[Task inputs start]

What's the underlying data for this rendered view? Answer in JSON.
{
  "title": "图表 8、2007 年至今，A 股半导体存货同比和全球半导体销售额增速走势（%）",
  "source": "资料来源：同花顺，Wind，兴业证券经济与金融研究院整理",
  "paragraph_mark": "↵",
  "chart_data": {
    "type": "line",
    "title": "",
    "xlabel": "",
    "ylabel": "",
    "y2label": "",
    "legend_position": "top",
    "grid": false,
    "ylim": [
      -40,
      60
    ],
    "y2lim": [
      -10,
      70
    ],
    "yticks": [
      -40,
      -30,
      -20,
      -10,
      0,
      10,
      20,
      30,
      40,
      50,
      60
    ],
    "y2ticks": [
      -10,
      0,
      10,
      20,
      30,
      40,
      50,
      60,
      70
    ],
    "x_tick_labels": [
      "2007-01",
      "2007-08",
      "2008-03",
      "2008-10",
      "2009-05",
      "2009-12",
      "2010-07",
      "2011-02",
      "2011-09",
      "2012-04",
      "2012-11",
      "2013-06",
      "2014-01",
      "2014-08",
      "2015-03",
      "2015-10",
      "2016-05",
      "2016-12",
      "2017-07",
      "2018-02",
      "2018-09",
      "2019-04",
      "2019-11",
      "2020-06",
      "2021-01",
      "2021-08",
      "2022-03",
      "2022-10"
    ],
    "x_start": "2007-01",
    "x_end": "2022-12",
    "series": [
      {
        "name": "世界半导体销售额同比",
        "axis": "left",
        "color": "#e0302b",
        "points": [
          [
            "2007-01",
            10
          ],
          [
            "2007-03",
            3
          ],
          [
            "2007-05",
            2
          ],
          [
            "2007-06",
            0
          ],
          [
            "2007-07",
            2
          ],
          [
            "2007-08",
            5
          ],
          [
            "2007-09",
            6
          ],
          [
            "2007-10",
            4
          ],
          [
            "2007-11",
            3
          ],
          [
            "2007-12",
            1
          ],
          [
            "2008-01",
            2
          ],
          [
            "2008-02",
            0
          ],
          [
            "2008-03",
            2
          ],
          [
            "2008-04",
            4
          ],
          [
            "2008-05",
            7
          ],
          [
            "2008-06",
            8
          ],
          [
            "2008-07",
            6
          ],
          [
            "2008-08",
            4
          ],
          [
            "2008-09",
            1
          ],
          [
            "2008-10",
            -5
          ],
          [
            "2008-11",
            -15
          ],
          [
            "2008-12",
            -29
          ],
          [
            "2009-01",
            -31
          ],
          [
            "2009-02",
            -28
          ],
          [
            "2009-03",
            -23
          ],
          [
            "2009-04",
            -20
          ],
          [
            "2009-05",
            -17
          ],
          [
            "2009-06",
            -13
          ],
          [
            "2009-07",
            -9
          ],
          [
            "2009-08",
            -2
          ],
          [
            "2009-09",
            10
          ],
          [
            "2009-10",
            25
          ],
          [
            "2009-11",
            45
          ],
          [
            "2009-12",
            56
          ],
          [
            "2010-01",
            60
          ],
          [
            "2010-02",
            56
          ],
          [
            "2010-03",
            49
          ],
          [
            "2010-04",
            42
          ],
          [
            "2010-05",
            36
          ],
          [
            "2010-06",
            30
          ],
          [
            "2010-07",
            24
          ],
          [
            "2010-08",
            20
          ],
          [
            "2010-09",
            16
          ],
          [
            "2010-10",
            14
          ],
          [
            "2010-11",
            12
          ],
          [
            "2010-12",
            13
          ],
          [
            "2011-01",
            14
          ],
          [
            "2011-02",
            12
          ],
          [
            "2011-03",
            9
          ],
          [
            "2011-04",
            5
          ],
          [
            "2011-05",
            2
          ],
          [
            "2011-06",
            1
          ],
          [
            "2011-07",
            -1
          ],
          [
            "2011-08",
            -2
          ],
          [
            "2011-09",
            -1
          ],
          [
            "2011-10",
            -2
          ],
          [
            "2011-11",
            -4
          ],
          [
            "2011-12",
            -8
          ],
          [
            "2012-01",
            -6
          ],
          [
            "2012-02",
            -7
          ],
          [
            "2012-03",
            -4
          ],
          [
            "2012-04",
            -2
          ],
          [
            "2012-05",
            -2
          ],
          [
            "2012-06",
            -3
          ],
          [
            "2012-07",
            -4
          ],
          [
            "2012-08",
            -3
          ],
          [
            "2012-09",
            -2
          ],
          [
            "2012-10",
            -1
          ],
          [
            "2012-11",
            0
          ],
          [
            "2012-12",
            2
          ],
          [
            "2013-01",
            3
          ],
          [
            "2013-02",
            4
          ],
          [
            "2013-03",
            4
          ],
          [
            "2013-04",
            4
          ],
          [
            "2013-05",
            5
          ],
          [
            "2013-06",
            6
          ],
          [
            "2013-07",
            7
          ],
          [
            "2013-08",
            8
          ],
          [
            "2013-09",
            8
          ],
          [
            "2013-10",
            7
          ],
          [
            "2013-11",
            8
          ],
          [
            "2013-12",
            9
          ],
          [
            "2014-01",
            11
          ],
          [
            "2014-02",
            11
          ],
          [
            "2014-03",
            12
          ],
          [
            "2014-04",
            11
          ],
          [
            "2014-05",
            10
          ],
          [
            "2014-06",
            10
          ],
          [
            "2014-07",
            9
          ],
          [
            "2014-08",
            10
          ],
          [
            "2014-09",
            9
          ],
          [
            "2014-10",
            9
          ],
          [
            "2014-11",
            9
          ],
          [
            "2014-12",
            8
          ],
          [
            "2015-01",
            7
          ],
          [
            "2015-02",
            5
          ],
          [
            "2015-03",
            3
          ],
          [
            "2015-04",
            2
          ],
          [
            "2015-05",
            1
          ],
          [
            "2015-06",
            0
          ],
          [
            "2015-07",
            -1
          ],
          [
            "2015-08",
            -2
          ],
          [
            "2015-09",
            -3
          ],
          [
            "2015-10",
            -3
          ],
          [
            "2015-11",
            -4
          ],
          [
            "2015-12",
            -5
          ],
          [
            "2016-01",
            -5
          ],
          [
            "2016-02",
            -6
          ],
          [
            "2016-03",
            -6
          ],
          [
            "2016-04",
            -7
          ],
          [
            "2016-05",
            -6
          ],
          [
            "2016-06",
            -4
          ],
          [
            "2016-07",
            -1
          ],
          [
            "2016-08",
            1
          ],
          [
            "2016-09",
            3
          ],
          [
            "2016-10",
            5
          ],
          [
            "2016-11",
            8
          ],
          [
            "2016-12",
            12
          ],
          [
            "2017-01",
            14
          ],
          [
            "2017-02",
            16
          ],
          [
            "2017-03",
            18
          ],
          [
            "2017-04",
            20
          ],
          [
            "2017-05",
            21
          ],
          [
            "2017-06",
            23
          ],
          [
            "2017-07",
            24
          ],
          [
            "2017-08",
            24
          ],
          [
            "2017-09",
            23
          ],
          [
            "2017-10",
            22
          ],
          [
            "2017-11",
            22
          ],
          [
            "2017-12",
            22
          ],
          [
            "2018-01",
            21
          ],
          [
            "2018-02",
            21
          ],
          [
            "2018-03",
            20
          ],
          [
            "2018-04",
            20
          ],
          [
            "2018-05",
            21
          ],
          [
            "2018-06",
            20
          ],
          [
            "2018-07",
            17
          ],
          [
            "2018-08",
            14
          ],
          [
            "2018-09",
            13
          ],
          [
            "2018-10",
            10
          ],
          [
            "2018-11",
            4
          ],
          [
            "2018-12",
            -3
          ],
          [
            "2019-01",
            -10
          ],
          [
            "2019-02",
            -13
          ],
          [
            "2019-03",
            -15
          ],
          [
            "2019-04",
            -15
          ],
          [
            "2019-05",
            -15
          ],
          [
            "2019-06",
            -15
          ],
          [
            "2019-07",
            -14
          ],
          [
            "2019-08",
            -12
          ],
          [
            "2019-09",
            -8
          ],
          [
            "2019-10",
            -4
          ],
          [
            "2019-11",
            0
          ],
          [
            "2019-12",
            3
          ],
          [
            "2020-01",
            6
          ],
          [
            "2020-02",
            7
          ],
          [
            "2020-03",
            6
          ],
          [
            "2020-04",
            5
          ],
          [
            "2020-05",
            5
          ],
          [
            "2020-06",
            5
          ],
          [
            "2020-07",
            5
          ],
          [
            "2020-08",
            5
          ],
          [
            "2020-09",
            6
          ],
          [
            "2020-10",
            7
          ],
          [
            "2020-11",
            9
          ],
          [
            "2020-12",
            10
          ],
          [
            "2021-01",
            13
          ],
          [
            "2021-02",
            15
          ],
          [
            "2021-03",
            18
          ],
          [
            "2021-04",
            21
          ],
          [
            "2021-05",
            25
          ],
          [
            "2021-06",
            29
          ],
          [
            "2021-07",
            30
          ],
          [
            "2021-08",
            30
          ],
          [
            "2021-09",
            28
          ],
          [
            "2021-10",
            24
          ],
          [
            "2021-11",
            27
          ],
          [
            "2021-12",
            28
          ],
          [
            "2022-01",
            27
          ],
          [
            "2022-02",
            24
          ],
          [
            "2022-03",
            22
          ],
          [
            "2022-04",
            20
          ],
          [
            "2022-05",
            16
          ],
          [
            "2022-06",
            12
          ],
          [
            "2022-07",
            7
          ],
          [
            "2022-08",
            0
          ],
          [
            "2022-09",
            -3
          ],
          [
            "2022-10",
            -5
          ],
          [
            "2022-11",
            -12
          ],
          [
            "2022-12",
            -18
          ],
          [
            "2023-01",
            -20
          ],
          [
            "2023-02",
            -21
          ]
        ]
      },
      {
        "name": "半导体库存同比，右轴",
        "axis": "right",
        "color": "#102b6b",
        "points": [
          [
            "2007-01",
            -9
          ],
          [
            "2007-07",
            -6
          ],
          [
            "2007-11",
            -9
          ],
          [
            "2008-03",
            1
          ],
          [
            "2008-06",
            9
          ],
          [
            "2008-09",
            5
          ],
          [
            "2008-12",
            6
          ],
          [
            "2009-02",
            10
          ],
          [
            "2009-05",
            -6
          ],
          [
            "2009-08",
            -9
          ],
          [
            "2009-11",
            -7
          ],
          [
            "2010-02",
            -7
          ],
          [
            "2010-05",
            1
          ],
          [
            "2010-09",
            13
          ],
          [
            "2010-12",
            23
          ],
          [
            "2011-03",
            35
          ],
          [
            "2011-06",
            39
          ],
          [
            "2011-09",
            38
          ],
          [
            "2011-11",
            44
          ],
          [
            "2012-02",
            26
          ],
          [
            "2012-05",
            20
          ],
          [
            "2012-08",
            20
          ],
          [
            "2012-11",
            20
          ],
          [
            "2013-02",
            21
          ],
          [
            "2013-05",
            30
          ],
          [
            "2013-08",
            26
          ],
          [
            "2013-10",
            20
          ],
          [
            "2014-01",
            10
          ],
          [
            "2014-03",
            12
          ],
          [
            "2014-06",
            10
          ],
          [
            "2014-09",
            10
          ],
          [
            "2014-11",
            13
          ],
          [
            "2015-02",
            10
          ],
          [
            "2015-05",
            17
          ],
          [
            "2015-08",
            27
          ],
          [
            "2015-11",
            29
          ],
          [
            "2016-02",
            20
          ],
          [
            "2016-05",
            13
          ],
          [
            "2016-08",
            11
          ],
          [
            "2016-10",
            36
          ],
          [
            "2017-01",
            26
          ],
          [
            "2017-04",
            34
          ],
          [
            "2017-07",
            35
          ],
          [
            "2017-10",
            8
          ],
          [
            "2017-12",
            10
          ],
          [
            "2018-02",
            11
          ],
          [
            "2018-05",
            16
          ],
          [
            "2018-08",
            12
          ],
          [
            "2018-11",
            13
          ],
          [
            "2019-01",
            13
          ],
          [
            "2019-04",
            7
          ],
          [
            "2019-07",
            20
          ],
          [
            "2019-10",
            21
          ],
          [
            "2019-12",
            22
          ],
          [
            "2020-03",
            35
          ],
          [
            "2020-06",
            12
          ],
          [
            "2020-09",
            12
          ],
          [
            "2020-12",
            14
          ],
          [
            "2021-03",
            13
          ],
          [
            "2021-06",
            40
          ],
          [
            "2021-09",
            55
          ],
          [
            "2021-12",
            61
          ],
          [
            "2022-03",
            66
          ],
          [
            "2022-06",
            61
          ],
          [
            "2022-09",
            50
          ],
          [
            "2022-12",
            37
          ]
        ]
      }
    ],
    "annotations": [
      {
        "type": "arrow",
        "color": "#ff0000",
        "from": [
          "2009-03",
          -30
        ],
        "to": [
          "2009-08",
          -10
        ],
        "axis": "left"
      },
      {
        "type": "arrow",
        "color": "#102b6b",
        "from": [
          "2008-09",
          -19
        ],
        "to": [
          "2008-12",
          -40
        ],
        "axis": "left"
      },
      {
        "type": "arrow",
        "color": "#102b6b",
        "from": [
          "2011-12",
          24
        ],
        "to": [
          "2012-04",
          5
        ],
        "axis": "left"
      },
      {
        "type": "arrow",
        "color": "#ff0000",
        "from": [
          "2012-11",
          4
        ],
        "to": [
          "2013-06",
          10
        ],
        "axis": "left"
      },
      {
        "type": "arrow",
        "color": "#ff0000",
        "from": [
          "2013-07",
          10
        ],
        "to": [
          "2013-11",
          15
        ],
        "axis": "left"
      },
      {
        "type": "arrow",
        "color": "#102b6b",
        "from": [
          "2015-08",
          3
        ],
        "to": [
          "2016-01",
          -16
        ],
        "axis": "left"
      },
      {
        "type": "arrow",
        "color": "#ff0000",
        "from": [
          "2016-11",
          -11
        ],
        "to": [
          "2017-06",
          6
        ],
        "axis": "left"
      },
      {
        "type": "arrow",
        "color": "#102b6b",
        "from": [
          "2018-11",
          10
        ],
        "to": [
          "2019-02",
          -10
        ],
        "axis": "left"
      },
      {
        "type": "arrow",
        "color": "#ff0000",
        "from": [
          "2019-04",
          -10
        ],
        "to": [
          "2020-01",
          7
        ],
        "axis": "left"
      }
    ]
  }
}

[Task inputs end]

Direction: Identify which lines contain the word "title" and copy each one.

Correct output:
  "title": "图表 8、2007 年至今，A 股半导体存货同比和全球半导体销售额增速走势（%）",
    "title": "",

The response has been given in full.